··· Data for processing
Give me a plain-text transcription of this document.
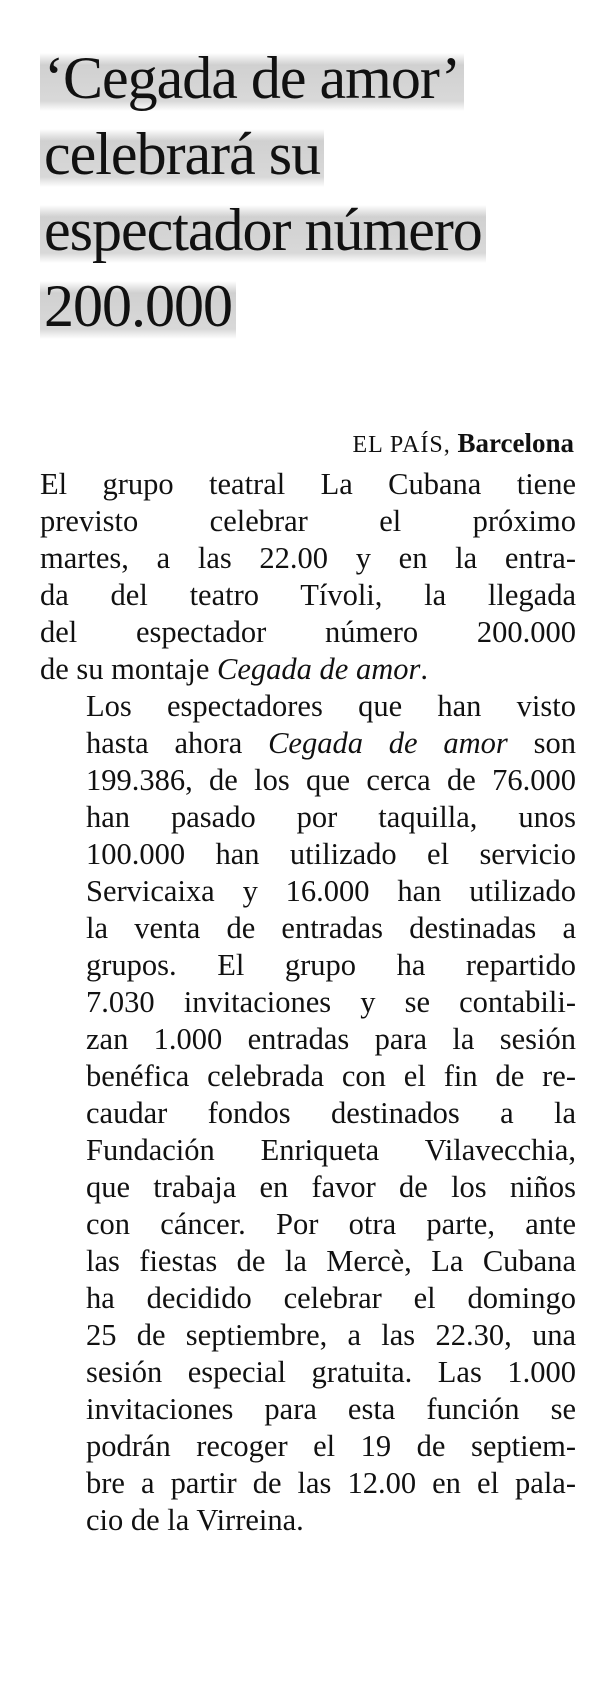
‘Cegada de amor’
celebrará su
espectador número
200.000
EL PAÍS, Barcelona

El grupo teatral La Cubana tiene
previsto celebrar el próximo
martes, a las 22.00 y en la entra-
da del teatro Tívoli, la llegada
del espectador número 200.000
de su montaje Cegada de amor.

Los espectadores que han visto
hasta ahora Cegada de amor son
199.386, de los que cerca de 76.000
han pasado por taquilla, unos
100.000 han utilizado el servicio
Servicaixa y 16.000 han utilizado
la venta de entradas destinadas a
grupos. El grupo ha repartido
7.030 invitaciones y se contabili-
zan 1.000 entradas para la sesión
benéfica celebrada con el fin de re-
caudar fondos destinados a la
Fundación Enriqueta Vilavecchia,
que trabaja en favor de los niños
con cáncer. Por otra parte, ante
las fiestas de la Mercè, La Cubana
ha decidido celebrar el domingo
25 de septiembre, a las 22.30, una
sesión especial gratuita. Las 1.000
invitaciones para esta función se
podrán recoger el 19 de septiem-
bre a partir de las 12.00 en el pala-
cio de la Virreina.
······
Directions: Filter the listing for the word "invitaciones" and copy every line that holds it.

Task result:
7.030 invitaciones y se contabili-
invitaciones para esta función se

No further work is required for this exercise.